Given instruction: Omit all images. Write out the rest of the material exactly.

Stored rows:
BEGIN

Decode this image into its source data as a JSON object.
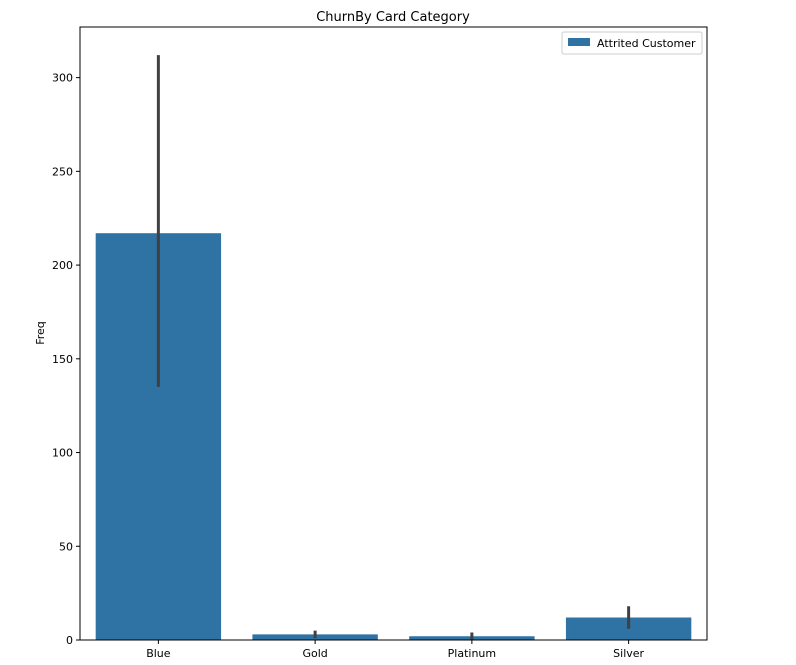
{
  "chart_data": {
    "type": "bar",
    "title": "ChurnBy Card Category",
    "xlabel": "",
    "ylabel": "Freq",
    "categories": [
      "Blue",
      "Gold",
      "Platinum",
      "Silver"
    ],
    "series": [
      {
        "name": "Attrited Customer",
        "color": "#2f73a5",
        "values": [
          217,
          3,
          2,
          12
        ],
        "error_low": [
          135,
          1,
          0,
          6
        ],
        "error_high": [
          312,
          5,
          4,
          18
        ]
      }
    ],
    "ylim": [
      0,
      327
    ],
    "yticks": [
      0,
      50,
      100,
      150,
      200,
      250,
      300
    ],
    "grid": false,
    "legend_position": "top-right",
    "errorbar_color": "#404040"
  }
}
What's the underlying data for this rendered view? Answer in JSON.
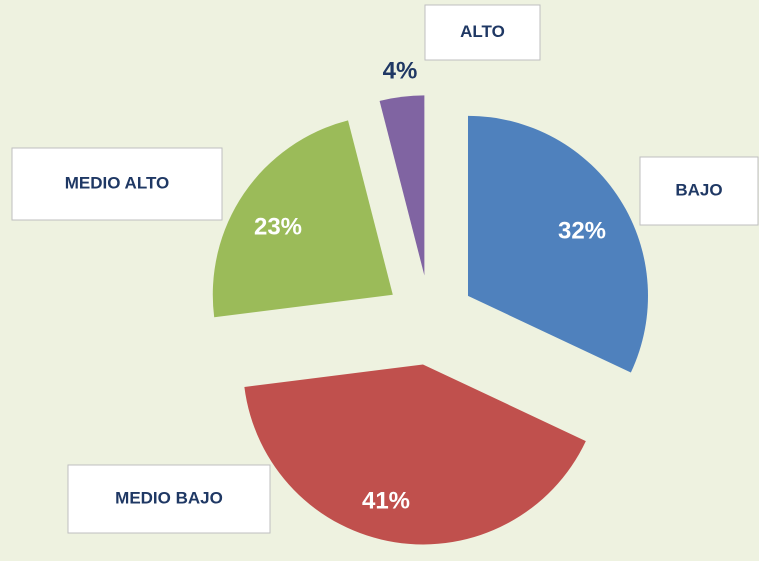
{
  "chart_data": {
    "type": "pie",
    "categories": [
      "BAJO",
      "MEDIO BAJO",
      "MEDIO ALTO",
      "ALTO"
    ],
    "values": [
      32,
      41,
      23,
      4
    ],
    "value_labels": [
      "32%",
      "41%",
      "23%",
      "4%"
    ],
    "colors": [
      "#4f81bd",
      "#c0504d",
      "#9bbb59",
      "#8064a2"
    ]
  }
}
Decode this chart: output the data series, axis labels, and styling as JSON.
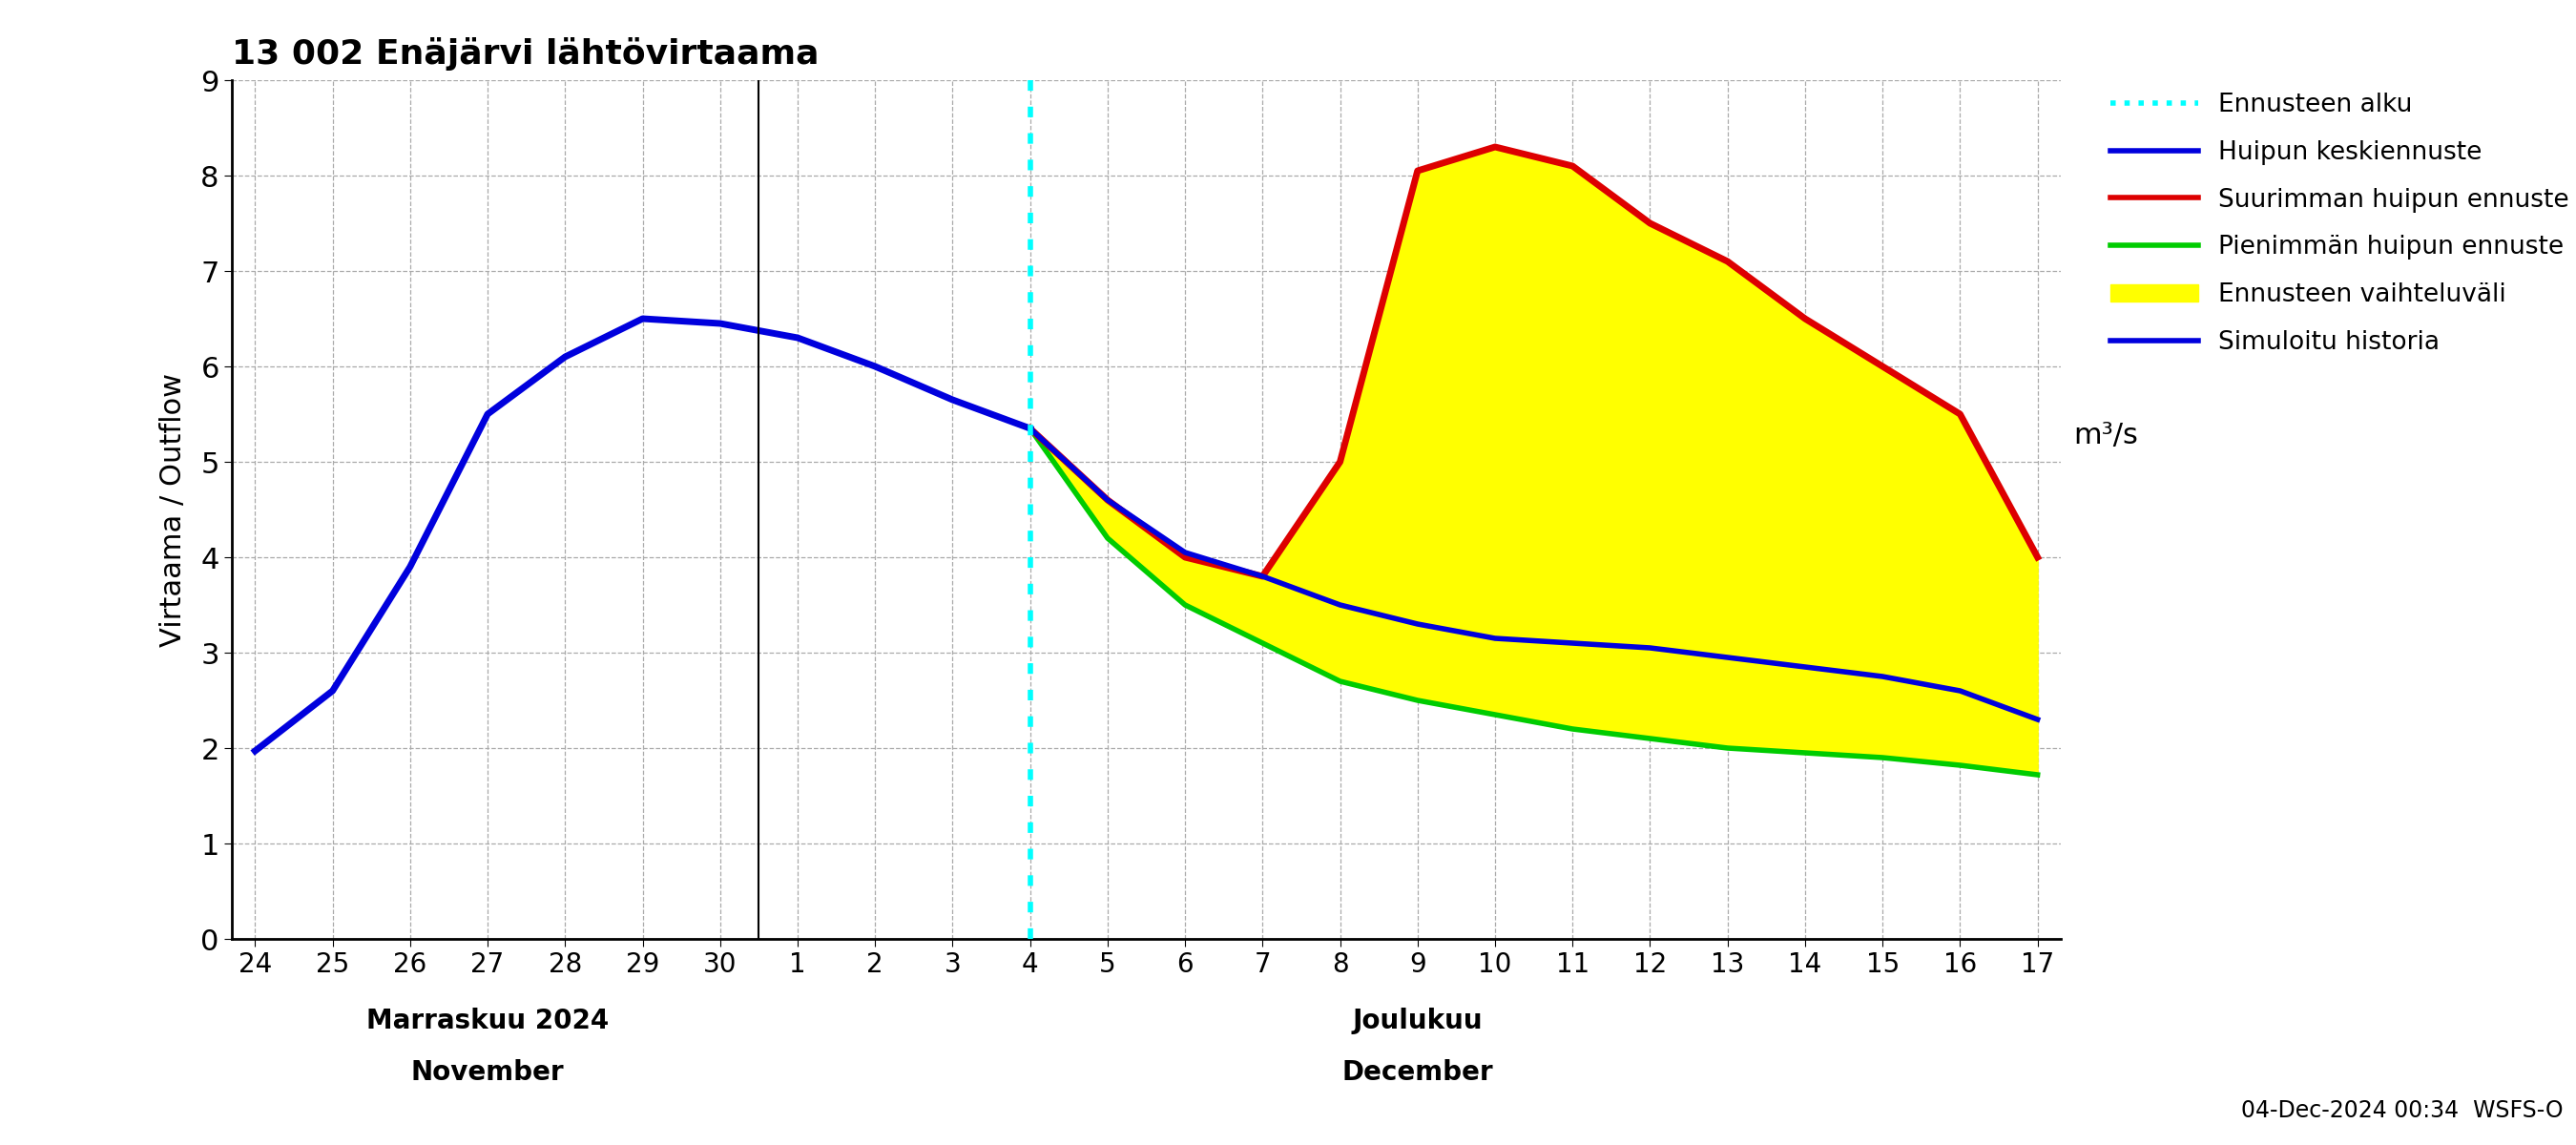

END

Task solution:
Decode this image into its source data as a JSON object.
{
  "chart_data": {
    "type": "bar",
    "title": "ChurnBy Card Category",
    "xlabel": "",
    "ylabel": "Freq",
    "categories": [
      "Blue",
      "Gold",
      "Platinum",
      "Silver"
    ],
    "series": [
      {
        "name": "Attrited Customer",
        "color": "#2f73a5",
        "values": [
          217,
          3,
          2,
          12
        ],
        "error_low": [
          135,
          1,
          0,
          6
        ],
        "error_high": [
          312,
          5,
          4,
          18
        ]
      }
    ],
    "ylim": [
      0,
      327
    ],
    "yticks": [
      0,
      50,
      100,
      150,
      200,
      250,
      300
    ],
    "grid": false,
    "legend_position": "top-right",
    "errorbar_color": "#404040"
  }
}
What's the underlying data for this rendered view? Answer in JSON.
{
  "chart_data": {
    "type": "pie",
    "categories": [
      "BAJO",
      "MEDIO BAJO",
      "MEDIO ALTO",
      "ALTO"
    ],
    "values": [
      32,
      41,
      23,
      4
    ],
    "value_labels": [
      "32%",
      "41%",
      "23%",
      "4%"
    ],
    "colors": [
      "#4f81bd",
      "#c0504d",
      "#9bbb59",
      "#8064a2"
    ]
  }
}
Decode this chart: output the data series, axis labels, and styling as JSON.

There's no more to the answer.